→ WHAT TO PRODUCE: Copy the data word for word, keeping every line.

→ DATA ROWS:
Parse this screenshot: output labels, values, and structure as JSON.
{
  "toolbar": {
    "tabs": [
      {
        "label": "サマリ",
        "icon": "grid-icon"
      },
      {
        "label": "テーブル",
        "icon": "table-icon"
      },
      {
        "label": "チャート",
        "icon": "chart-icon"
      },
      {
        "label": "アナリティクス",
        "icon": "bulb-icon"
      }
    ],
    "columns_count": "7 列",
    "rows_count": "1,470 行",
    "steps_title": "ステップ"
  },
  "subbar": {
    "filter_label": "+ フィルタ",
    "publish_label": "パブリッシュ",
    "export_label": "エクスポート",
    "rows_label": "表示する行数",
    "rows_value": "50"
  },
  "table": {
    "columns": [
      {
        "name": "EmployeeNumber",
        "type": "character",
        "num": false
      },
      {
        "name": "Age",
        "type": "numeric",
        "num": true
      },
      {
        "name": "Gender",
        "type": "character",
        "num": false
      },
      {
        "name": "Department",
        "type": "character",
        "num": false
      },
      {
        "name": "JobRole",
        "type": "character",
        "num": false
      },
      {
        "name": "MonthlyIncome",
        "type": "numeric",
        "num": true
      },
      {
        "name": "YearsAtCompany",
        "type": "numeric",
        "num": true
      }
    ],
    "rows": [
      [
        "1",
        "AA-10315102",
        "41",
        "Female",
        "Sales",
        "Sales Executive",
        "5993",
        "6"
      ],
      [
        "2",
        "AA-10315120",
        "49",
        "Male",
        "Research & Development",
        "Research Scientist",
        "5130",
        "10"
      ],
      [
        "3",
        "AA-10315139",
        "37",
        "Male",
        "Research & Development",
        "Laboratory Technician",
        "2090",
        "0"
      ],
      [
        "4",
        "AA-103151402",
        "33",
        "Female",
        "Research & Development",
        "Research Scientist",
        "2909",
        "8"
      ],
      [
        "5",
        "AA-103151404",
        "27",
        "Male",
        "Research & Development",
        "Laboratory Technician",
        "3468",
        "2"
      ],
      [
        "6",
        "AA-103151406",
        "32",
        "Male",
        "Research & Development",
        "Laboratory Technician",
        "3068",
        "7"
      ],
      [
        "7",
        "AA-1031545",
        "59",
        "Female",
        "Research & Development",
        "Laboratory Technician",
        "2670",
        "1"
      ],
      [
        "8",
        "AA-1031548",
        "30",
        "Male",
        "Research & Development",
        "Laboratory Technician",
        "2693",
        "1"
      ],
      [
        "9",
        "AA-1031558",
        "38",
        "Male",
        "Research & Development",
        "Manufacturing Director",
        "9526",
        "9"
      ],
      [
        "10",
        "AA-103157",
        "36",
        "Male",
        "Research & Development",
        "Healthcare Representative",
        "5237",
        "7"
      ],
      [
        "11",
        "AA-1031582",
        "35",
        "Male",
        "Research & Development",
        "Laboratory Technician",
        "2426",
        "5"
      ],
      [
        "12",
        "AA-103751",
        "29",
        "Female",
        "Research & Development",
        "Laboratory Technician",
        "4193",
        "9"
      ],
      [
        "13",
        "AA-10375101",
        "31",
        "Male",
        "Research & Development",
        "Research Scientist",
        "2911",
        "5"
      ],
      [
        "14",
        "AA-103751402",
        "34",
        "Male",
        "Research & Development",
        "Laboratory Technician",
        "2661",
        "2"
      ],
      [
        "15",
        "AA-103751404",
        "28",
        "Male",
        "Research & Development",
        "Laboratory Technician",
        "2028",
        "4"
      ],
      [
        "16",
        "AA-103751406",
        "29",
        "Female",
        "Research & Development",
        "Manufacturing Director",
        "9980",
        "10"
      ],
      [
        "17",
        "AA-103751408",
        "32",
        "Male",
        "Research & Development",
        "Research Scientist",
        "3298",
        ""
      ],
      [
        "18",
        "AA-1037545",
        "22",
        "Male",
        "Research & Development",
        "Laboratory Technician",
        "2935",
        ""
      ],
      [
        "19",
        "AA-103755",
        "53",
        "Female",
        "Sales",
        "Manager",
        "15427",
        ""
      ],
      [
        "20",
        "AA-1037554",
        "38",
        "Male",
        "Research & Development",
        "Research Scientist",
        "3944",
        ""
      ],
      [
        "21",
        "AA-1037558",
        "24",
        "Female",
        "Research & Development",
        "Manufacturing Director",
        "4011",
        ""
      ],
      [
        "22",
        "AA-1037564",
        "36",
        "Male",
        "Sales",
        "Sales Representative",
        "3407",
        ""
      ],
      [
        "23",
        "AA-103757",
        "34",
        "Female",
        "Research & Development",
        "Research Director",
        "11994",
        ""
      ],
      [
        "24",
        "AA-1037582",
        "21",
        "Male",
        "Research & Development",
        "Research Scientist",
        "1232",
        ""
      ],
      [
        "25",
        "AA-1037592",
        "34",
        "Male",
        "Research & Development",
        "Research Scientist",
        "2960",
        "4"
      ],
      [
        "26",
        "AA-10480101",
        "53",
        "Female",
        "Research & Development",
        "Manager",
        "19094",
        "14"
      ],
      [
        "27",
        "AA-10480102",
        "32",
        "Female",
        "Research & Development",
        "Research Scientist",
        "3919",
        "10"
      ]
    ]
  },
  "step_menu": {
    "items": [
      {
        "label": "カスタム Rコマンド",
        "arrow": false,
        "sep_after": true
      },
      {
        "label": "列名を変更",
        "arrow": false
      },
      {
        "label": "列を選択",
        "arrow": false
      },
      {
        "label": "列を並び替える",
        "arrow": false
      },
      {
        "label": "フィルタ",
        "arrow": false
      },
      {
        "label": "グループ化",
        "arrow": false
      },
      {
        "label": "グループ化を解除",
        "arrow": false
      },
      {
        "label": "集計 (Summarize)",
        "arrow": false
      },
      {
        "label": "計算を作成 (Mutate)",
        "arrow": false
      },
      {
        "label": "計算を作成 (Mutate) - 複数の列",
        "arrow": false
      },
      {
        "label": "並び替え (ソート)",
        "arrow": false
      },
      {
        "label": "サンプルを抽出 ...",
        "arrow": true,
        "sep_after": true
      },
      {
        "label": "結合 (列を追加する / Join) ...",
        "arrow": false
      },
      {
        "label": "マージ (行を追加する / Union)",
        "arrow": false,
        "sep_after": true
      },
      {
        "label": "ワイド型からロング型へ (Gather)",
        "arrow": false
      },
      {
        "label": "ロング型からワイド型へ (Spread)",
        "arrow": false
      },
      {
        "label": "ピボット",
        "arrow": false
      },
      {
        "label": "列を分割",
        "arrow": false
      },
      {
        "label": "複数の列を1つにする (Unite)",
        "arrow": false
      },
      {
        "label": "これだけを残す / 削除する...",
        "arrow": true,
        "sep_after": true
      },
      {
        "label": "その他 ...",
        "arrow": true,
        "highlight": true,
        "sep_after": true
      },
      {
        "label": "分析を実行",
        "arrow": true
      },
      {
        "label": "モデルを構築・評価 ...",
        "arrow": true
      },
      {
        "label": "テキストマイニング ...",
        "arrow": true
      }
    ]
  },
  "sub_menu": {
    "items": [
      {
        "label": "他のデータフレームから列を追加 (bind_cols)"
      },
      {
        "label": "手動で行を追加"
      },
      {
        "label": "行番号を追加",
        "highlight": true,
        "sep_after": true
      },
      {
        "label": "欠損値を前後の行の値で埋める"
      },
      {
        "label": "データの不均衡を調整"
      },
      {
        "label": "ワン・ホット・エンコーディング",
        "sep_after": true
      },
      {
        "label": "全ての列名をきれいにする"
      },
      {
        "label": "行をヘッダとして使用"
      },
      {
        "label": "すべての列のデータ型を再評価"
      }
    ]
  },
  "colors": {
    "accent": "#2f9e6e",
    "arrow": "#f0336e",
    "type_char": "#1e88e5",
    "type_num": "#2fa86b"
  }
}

→ FULL ANSWER:
Parse this screenshot: output labels, values, and structure as JSON.
{
  "toolbar": {
    "tabs": [
      {
        "label": "サマリ",
        "icon": "grid-icon"
      },
      {
        "label": "テーブル",
        "icon": "table-icon"
      },
      {
        "label": "チャート",
        "icon": "chart-icon"
      },
      {
        "label": "アナリティクス",
        "icon": "bulb-icon"
      }
    ],
    "columns_count": "7 列",
    "rows_count": "1,470 行",
    "steps_title": "ステップ"
  },
  "subbar": {
    "filter_label": "+ フィルタ",
    "publish_label": "パブリッシュ",
    "export_label": "エクスポート",
    "rows_label": "表示する行数",
    "rows_value": "50"
  },
  "table": {
    "columns": [
      {
        "name": "EmployeeNumber",
        "type": "character",
        "num": false
      },
      {
        "name": "Age",
        "type": "numeric",
        "num": true
      },
      {
        "name": "Gender",
        "type": "character",
        "num": false
      },
      {
        "name": "Department",
        "type": "character",
        "num": false
      },
      {
        "name": "JobRole",
        "type": "character",
        "num": false
      },
      {
        "name": "MonthlyIncome",
        "type": "numeric",
        "num": true
      },
      {
        "name": "YearsAtCompany",
        "type": "numeric",
        "num": true
      }
    ],
    "rows": [
      [
        "1",
        "AA-10315102",
        "41",
        "Female",
        "Sales",
        "Sales Executive",
        "5993",
        "6"
      ],
      [
        "2",
        "AA-10315120",
        "49",
        "Male",
        "Research & Development",
        "Research Scientist",
        "5130",
        "10"
      ],
      [
        "3",
        "AA-10315139",
        "37",
        "Male",
        "Research & Development",
        "Laboratory Technician",
        "2090",
        "0"
      ],
      [
        "4",
        "AA-103151402",
        "33",
        "Female",
        "Research & Development",
        "Research Scientist",
        "2909",
        "8"
      ],
      [
        "5",
        "AA-103151404",
        "27",
        "Male",
        "Research & Development",
        "Laboratory Technician",
        "3468",
        "2"
      ],
      [
        "6",
        "AA-103151406",
        "32",
        "Male",
        "Research & Development",
        "Laboratory Technician",
        "3068",
        "7"
      ],
      [
        "7",
        "AA-1031545",
        "59",
        "Female",
        "Research & Development",
        "Laboratory Technician",
        "2670",
        "1"
      ],
      [
        "8",
        "AA-1031548",
        "30",
        "Male",
        "Research & Development",
        "Laboratory Technician",
        "2693",
        "1"
      ],
      [
        "9",
        "AA-1031558",
        "38",
        "Male",
        "Research & Development",
        "Manufacturing Director",
        "9526",
        "9"
      ],
      [
        "10",
        "AA-103157",
        "36",
        "Male",
        "Research & Development",
        "Healthcare Representative",
        "5237",
        "7"
      ],
      [
        "11",
        "AA-1031582",
        "35",
        "Male",
        "Research & Development",
        "Laboratory Technician",
        "2426",
        "5"
      ],
      [
        "12",
        "AA-103751",
        "29",
        "Female",
        "Research & Development",
        "Laboratory Technician",
        "4193",
        "9"
      ],
      [
        "13",
        "AA-10375101",
        "31",
        "Male",
        "Research & Development",
        "Research Scientist",
        "2911",
        "5"
      ],
      [
        "14",
        "AA-103751402",
        "34",
        "Male",
        "Research & Development",
        "Laboratory Technician",
        "2661",
        "2"
      ],
      [
        "15",
        "AA-103751404",
        "28",
        "Male",
        "Research & Development",
        "Laboratory Technician",
        "2028",
        "4"
      ],
      [
        "16",
        "AA-103751406",
        "29",
        "Female",
        "Research & Development",
        "Manufacturing Director",
        "9980",
        "10"
      ],
      [
        "17",
        "AA-103751408",
        "32",
        "Male",
        "Research & Development",
        "Research Scientist",
        "3298",
        ""
      ],
      [
        "18",
        "AA-1037545",
        "22",
        "Male",
        "Research & Development",
        "Laboratory Technician",
        "2935",
        ""
      ],
      [
        "19",
        "AA-103755",
        "53",
        "Female",
        "Sales",
        "Manager",
        "15427",
        ""
      ],
      [
        "20",
        "AA-1037554",
        "38",
        "Male",
        "Research & Development",
        "Research Scientist",
        "3944",
        ""
      ],
      [
        "21",
        "AA-1037558",
        "24",
        "Female",
        "Research & Development",
        "Manufacturing Director",
        "4011",
        ""
      ],
      [
        "22",
        "AA-1037564",
        "36",
        "Male",
        "Sales",
        "Sales Representative",
        "3407",
        ""
      ],
      [
        "23",
        "AA-103757",
        "34",
        "Female",
        "Research & Development",
        "Research Director",
        "11994",
        ""
      ],
      [
        "24",
        "AA-1037582",
        "21",
        "Male",
        "Research & Development",
        "Research Scientist",
        "1232",
        ""
      ],
      [
        "25",
        "AA-1037592",
        "34",
        "Male",
        "Research & Development",
        "Research Scientist",
        "2960",
        "4"
      ],
      [
        "26",
        "AA-10480101",
        "53",
        "Female",
        "Research & Development",
        "Manager",
        "19094",
        "14"
      ],
      [
        "27",
        "AA-10480102",
        "32",
        "Female",
        "Research & Development",
        "Research Scientist",
        "3919",
        "10"
      ]
    ]
  },
  "step_menu": {
    "items": [
      {
        "label": "カスタム Rコマンド",
        "arrow": false,
        "sep_after": true
      },
      {
        "label": "列名を変更",
        "arrow": false
      },
      {
        "label": "列を選択",
        "arrow": false
      },
      {
        "label": "列を並び替える",
        "arrow": false
      },
      {
        "label": "フィルタ",
        "arrow": false
      },
      {
        "label": "グループ化",
        "arrow": false
      },
      {
        "label": "グループ化を解除",
        "arrow": false
      },
      {
        "label": "集計 (Summarize)",
        "arrow": false
      },
      {
        "label": "計算を作成 (Mutate)",
        "arrow": false
      },
      {
        "label": "計算を作成 (Mutate) - 複数の列",
        "arrow": false
      },
      {
        "label": "並び替え (ソート)",
        "arrow": false
      },
      {
        "label": "サンプルを抽出 ...",
        "arrow": true,
        "sep_after": true
      },
      {
        "label": "結合 (列を追加する / Join) ...",
        "arrow": false
      },
      {
        "label": "マージ (行を追加する / Union)",
        "arrow": false,
        "sep_after": true
      },
      {
        "label": "ワイド型からロング型へ (Gather)",
        "arrow": false
      },
      {
        "label": "ロング型からワイド型へ (Spread)",
        "arrow": false
      },
      {
        "label": "ピボット",
        "arrow": false
      },
      {
        "label": "列を分割",
        "arrow": false
      },
      {
        "label": "複数の列を1つにする (Unite)",
        "arrow": false
      },
      {
        "label": "これだけを残す / 削除する...",
        "arrow": true,
        "sep_after": true
      },
      {
        "label": "その他 ...",
        "arrow": true,
        "highlight": true,
        "sep_after": true
      },
      {
        "label": "分析を実行",
        "arrow": true
      },
      {
        "label": "モデルを構築・評価 ...",
        "arrow": true
      },
      {
        "label": "テキストマイニング ...",
        "arrow": true
      }
    ]
  },
  "sub_menu": {
    "items": [
      {
        "label": "他のデータフレームから列を追加 (bind_cols)"
      },
      {
        "label": "手動で行を追加"
      },
      {
        "label": "行番号を追加",
        "highlight": true,
        "sep_after": true
      },
      {
        "label": "欠損値を前後の行の値で埋める"
      },
      {
        "label": "データの不均衡を調整"
      },
      {
        "label": "ワン・ホット・エンコーディング",
        "sep_after": true
      },
      {
        "label": "全ての列名をきれいにする"
      },
      {
        "label": "行をヘッダとして使用"
      },
      {
        "label": "すべての列のデータ型を再評価"
      }
    ]
  },
  "colors": {
    "accent": "#2f9e6e",
    "arrow": "#f0336e",
    "type_char": "#1e88e5",
    "type_num": "#2fa86b"
  }
}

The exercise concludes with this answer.